▼▼▼
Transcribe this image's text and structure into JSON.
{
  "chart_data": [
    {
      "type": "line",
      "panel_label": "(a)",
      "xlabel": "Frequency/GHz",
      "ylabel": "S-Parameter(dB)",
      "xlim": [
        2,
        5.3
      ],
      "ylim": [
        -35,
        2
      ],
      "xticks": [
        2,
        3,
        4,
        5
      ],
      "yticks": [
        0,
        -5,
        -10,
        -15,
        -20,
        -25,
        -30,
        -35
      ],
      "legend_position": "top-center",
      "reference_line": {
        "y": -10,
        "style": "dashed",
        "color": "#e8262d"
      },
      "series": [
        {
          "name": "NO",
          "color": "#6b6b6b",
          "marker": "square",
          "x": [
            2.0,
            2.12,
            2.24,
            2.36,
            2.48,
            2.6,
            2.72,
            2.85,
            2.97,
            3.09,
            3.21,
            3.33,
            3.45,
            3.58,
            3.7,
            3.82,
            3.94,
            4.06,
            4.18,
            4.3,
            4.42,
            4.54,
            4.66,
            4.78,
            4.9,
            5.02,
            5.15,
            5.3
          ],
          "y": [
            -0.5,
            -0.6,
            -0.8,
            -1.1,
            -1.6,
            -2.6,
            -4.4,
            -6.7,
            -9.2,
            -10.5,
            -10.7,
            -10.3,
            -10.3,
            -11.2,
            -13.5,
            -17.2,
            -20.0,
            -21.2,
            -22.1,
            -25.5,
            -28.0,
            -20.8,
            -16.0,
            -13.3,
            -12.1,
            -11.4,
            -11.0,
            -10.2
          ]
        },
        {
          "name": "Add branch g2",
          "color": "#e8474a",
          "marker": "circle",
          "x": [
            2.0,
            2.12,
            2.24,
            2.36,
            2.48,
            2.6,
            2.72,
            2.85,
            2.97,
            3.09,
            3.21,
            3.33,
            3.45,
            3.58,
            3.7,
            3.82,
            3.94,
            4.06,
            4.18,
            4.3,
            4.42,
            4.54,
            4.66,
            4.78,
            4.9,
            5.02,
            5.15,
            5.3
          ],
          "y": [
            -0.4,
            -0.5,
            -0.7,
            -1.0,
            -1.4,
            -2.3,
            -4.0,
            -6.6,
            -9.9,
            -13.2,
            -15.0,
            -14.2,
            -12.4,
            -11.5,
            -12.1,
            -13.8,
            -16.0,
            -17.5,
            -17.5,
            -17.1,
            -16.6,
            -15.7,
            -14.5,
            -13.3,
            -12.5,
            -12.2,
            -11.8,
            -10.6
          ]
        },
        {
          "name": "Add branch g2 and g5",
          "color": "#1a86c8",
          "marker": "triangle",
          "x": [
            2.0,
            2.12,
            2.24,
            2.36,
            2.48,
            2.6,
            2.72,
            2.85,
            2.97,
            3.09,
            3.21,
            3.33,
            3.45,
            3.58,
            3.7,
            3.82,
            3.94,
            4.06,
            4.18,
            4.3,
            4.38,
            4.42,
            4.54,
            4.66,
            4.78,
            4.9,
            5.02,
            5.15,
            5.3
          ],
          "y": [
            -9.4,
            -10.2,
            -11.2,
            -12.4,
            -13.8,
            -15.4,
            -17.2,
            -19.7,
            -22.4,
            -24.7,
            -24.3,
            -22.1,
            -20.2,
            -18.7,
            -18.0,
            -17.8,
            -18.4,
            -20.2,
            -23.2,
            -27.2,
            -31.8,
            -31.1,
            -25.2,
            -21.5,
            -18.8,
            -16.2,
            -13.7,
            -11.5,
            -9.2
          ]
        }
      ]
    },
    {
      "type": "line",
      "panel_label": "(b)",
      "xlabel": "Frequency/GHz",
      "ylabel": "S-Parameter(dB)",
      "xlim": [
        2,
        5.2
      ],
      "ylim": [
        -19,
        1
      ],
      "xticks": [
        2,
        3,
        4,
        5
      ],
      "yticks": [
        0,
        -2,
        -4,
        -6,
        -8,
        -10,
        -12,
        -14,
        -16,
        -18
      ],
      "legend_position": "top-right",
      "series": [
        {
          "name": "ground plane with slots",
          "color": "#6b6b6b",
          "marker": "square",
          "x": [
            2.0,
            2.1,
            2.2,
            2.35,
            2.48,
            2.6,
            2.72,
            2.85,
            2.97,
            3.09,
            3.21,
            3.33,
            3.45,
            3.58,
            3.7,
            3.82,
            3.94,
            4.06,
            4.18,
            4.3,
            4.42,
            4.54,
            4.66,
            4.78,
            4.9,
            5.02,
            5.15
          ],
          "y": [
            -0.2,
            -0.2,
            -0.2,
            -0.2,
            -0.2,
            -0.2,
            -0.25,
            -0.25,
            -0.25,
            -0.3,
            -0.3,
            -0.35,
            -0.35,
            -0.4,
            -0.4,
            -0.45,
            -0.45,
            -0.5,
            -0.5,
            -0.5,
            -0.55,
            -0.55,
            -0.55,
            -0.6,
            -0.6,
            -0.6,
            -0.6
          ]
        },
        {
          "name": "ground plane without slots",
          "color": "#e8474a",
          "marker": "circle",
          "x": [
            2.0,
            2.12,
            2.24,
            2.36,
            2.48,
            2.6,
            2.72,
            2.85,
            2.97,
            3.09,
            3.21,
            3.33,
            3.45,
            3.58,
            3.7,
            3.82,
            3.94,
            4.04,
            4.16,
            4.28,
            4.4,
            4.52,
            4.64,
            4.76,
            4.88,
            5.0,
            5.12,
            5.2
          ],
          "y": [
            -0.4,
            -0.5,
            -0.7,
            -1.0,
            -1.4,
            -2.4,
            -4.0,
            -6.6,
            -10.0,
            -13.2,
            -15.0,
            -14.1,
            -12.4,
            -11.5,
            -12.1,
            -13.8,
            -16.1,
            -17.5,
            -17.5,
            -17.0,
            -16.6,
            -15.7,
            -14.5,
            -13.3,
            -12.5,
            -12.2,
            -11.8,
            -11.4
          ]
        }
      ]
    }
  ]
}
▲▲▲
Given request = Write every entry out again exactly.

Complete output =
Transcribe this image's text and structure into JSON.
{
  "chart_data": [
    {
      "type": "line",
      "panel_label": "(a)",
      "xlabel": "Frequency/GHz",
      "ylabel": "S-Parameter(dB)",
      "xlim": [
        2,
        5.3
      ],
      "ylim": [
        -35,
        2
      ],
      "xticks": [
        2,
        3,
        4,
        5
      ],
      "yticks": [
        0,
        -5,
        -10,
        -15,
        -20,
        -25,
        -30,
        -35
      ],
      "legend_position": "top-center",
      "reference_line": {
        "y": -10,
        "style": "dashed",
        "color": "#e8262d"
      },
      "series": [
        {
          "name": "NO",
          "color": "#6b6b6b",
          "marker": "square",
          "x": [
            2.0,
            2.12,
            2.24,
            2.36,
            2.48,
            2.6,
            2.72,
            2.85,
            2.97,
            3.09,
            3.21,
            3.33,
            3.45,
            3.58,
            3.7,
            3.82,
            3.94,
            4.06,
            4.18,
            4.3,
            4.42,
            4.54,
            4.66,
            4.78,
            4.9,
            5.02,
            5.15,
            5.3
          ],
          "y": [
            -0.5,
            -0.6,
            -0.8,
            -1.1,
            -1.6,
            -2.6,
            -4.4,
            -6.7,
            -9.2,
            -10.5,
            -10.7,
            -10.3,
            -10.3,
            -11.2,
            -13.5,
            -17.2,
            -20.0,
            -21.2,
            -22.1,
            -25.5,
            -28.0,
            -20.8,
            -16.0,
            -13.3,
            -12.1,
            -11.4,
            -11.0,
            -10.2
          ]
        },
        {
          "name": "Add branch g2",
          "color": "#e8474a",
          "marker": "circle",
          "x": [
            2.0,
            2.12,
            2.24,
            2.36,
            2.48,
            2.6,
            2.72,
            2.85,
            2.97,
            3.09,
            3.21,
            3.33,
            3.45,
            3.58,
            3.7,
            3.82,
            3.94,
            4.06,
            4.18,
            4.3,
            4.42,
            4.54,
            4.66,
            4.78,
            4.9,
            5.02,
            5.15,
            5.3
          ],
          "y": [
            -0.4,
            -0.5,
            -0.7,
            -1.0,
            -1.4,
            -2.3,
            -4.0,
            -6.6,
            -9.9,
            -13.2,
            -15.0,
            -14.2,
            -12.4,
            -11.5,
            -12.1,
            -13.8,
            -16.0,
            -17.5,
            -17.5,
            -17.1,
            -16.6,
            -15.7,
            -14.5,
            -13.3,
            -12.5,
            -12.2,
            -11.8,
            -10.6
          ]
        },
        {
          "name": "Add branch g2 and g5",
          "color": "#1a86c8",
          "marker": "triangle",
          "x": [
            2.0,
            2.12,
            2.24,
            2.36,
            2.48,
            2.6,
            2.72,
            2.85,
            2.97,
            3.09,
            3.21,
            3.33,
            3.45,
            3.58,
            3.7,
            3.82,
            3.94,
            4.06,
            4.18,
            4.3,
            4.38,
            4.42,
            4.54,
            4.66,
            4.78,
            4.9,
            5.02,
            5.15,
            5.3
          ],
          "y": [
            -9.4,
            -10.2,
            -11.2,
            -12.4,
            -13.8,
            -15.4,
            -17.2,
            -19.7,
            -22.4,
            -24.7,
            -24.3,
            -22.1,
            -20.2,
            -18.7,
            -18.0,
            -17.8,
            -18.4,
            -20.2,
            -23.2,
            -27.2,
            -31.8,
            -31.1,
            -25.2,
            -21.5,
            -18.8,
            -16.2,
            -13.7,
            -11.5,
            -9.2
          ]
        }
      ]
    },
    {
      "type": "line",
      "panel_label": "(b)",
      "xlabel": "Frequency/GHz",
      "ylabel": "S-Parameter(dB)",
      "xlim": [
        2,
        5.2
      ],
      "ylim": [
        -19,
        1
      ],
      "xticks": [
        2,
        3,
        4,
        5
      ],
      "yticks": [
        0,
        -2,
        -4,
        -6,
        -8,
        -10,
        -12,
        -14,
        -16,
        -18
      ],
      "legend_position": "top-right",
      "series": [
        {
          "name": "ground plane with slots",
          "color": "#6b6b6b",
          "marker": "square",
          "x": [
            2.0,
            2.1,
            2.2,
            2.35,
            2.48,
            2.6,
            2.72,
            2.85,
            2.97,
            3.09,
            3.21,
            3.33,
            3.45,
            3.58,
            3.7,
            3.82,
            3.94,
            4.06,
            4.18,
            4.3,
            4.42,
            4.54,
            4.66,
            4.78,
            4.9,
            5.02,
            5.15
          ],
          "y": [
            -0.2,
            -0.2,
            -0.2,
            -0.2,
            -0.2,
            -0.2,
            -0.25,
            -0.25,
            -0.25,
            -0.3,
            -0.3,
            -0.35,
            -0.35,
            -0.4,
            -0.4,
            -0.45,
            -0.45,
            -0.5,
            -0.5,
            -0.5,
            -0.55,
            -0.55,
            -0.55,
            -0.6,
            -0.6,
            -0.6,
            -0.6
          ]
        },
        {
          "name": "ground plane without slots",
          "color": "#e8474a",
          "marker": "circle",
          "x": [
            2.0,
            2.12,
            2.24,
            2.36,
            2.48,
            2.6,
            2.72,
            2.85,
            2.97,
            3.09,
            3.21,
            3.33,
            3.45,
            3.58,
            3.7,
            3.82,
            3.94,
            4.04,
            4.16,
            4.28,
            4.4,
            4.52,
            4.64,
            4.76,
            4.88,
            5.0,
            5.12,
            5.2
          ],
          "y": [
            -0.4,
            -0.5,
            -0.7,
            -1.0,
            -1.4,
            -2.4,
            -4.0,
            -6.6,
            -10.0,
            -13.2,
            -15.0,
            -14.1,
            -12.4,
            -11.5,
            -12.1,
            -13.8,
            -16.1,
            -17.5,
            -17.5,
            -17.0,
            -16.6,
            -15.7,
            -14.5,
            -13.3,
            -12.5,
            -12.2,
            -11.8,
            -11.4
          ]
        }
      ]
    }
  ]
}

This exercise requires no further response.